| Dataset excerpt |
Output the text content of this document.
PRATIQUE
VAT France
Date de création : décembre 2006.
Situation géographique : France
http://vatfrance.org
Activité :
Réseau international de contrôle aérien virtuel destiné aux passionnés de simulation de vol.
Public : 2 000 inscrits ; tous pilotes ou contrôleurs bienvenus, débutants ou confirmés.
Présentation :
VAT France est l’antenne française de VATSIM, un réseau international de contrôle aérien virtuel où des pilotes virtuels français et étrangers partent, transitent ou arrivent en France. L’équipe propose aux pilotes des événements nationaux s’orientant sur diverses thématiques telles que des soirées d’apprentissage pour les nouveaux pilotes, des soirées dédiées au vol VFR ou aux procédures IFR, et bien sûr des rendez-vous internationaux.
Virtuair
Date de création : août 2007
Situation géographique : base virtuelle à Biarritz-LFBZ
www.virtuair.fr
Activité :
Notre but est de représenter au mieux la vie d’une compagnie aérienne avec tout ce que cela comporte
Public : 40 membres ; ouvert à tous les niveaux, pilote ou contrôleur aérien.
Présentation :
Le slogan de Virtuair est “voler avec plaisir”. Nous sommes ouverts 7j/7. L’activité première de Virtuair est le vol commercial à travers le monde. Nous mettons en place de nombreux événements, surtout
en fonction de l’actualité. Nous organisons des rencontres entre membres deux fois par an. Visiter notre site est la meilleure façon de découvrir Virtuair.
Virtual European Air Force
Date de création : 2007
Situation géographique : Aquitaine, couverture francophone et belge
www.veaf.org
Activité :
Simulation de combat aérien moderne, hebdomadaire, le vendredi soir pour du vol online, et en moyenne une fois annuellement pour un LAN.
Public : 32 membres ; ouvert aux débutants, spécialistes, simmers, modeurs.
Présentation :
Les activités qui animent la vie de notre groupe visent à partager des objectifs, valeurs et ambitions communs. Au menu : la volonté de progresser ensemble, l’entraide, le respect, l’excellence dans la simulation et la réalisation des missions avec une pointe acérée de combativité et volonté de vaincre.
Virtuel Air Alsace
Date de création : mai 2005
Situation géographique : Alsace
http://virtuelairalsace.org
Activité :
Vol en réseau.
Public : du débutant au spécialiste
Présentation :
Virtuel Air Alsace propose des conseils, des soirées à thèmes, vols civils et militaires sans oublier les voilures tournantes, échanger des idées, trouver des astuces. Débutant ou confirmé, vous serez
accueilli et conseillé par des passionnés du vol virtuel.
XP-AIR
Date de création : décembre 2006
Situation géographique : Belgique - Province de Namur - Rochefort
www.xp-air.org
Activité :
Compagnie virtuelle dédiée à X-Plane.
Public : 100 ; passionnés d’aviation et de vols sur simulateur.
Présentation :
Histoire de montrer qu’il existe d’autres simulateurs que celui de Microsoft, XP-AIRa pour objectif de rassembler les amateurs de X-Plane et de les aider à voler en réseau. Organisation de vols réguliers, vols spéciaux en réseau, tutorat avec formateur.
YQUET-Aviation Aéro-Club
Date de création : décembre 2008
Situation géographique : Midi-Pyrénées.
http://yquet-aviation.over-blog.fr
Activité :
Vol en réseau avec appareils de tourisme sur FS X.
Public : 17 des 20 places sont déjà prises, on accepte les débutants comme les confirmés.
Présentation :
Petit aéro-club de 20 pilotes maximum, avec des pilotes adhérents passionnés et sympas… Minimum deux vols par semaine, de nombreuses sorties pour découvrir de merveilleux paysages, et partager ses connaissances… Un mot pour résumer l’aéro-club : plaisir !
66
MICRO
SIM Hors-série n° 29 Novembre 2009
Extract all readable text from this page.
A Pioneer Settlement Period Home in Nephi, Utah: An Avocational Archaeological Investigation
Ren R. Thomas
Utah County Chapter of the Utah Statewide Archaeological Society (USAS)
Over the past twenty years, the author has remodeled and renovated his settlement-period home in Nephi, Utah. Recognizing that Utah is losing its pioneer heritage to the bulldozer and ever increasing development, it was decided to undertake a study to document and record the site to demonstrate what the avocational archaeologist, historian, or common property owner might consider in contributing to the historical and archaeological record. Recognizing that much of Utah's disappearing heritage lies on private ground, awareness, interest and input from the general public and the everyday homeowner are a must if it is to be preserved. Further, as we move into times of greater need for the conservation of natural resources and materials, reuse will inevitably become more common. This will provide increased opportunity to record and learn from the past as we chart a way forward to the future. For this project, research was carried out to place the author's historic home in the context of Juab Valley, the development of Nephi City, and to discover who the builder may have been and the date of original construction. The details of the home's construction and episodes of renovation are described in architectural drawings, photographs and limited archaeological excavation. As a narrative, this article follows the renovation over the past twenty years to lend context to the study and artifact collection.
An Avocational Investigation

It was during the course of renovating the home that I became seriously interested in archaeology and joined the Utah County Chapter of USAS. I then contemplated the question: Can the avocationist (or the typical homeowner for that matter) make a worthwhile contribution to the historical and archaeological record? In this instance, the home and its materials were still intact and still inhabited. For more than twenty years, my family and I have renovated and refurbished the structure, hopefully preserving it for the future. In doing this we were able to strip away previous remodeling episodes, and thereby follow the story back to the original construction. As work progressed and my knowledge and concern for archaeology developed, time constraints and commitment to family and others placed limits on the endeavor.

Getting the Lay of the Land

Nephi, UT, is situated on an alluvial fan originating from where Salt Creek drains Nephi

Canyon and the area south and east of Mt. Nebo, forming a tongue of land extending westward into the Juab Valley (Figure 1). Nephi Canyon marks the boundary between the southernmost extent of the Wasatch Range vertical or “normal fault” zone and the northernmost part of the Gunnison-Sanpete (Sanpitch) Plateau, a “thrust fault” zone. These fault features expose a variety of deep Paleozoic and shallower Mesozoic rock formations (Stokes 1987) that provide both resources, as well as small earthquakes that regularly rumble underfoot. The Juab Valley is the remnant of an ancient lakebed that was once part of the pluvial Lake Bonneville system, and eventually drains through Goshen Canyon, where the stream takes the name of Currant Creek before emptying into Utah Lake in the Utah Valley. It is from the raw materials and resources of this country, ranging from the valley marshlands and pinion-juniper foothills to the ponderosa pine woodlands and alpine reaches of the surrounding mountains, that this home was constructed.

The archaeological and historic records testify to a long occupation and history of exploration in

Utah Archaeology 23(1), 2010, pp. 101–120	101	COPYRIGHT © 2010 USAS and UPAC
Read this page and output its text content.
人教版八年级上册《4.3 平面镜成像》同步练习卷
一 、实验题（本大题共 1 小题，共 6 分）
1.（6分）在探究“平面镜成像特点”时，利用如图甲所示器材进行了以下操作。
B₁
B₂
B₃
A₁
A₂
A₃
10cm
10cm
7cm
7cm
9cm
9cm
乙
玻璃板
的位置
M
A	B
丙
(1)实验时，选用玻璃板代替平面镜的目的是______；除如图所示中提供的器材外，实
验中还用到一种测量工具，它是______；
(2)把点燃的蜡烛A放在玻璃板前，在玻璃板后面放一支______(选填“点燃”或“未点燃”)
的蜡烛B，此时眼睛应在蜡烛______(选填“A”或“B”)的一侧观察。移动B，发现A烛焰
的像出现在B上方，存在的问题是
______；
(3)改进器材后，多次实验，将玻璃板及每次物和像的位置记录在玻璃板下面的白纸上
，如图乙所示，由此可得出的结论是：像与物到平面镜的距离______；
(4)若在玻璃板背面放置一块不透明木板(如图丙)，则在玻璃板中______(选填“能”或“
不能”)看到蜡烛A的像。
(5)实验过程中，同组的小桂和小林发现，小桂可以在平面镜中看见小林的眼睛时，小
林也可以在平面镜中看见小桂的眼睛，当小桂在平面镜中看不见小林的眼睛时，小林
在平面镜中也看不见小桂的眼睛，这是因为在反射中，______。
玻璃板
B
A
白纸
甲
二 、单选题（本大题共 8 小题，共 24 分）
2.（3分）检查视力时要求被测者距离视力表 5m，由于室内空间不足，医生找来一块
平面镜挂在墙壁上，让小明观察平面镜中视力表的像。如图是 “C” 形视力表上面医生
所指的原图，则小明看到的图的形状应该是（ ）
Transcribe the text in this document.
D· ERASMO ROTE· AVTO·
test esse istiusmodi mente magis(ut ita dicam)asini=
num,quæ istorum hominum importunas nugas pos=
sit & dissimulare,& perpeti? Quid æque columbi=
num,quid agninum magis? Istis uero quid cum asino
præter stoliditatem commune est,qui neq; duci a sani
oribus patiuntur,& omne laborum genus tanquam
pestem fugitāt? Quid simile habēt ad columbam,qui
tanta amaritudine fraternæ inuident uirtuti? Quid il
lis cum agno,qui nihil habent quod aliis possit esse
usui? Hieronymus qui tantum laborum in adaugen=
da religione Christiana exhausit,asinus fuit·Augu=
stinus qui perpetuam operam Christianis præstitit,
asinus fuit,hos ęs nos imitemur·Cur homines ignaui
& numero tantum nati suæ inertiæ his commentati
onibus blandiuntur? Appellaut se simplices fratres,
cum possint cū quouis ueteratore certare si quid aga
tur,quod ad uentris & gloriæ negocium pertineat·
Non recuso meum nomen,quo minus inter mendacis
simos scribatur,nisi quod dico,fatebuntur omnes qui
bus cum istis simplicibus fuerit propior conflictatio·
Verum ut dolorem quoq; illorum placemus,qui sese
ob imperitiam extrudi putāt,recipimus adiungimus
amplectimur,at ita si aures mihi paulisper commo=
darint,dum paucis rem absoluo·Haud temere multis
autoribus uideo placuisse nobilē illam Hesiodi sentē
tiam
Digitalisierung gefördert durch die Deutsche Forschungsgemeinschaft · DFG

| Exercise |
Lines from the records above that hold "confirmés" are the ones to list.

| Result |
Public : 2 000 inscrits ; tous pilotes ou contrôleurs bienvenus, débutants ou confirmés.
Public : 17 des 20 places sont déjà prises, on accepte les débutants comme les confirmés.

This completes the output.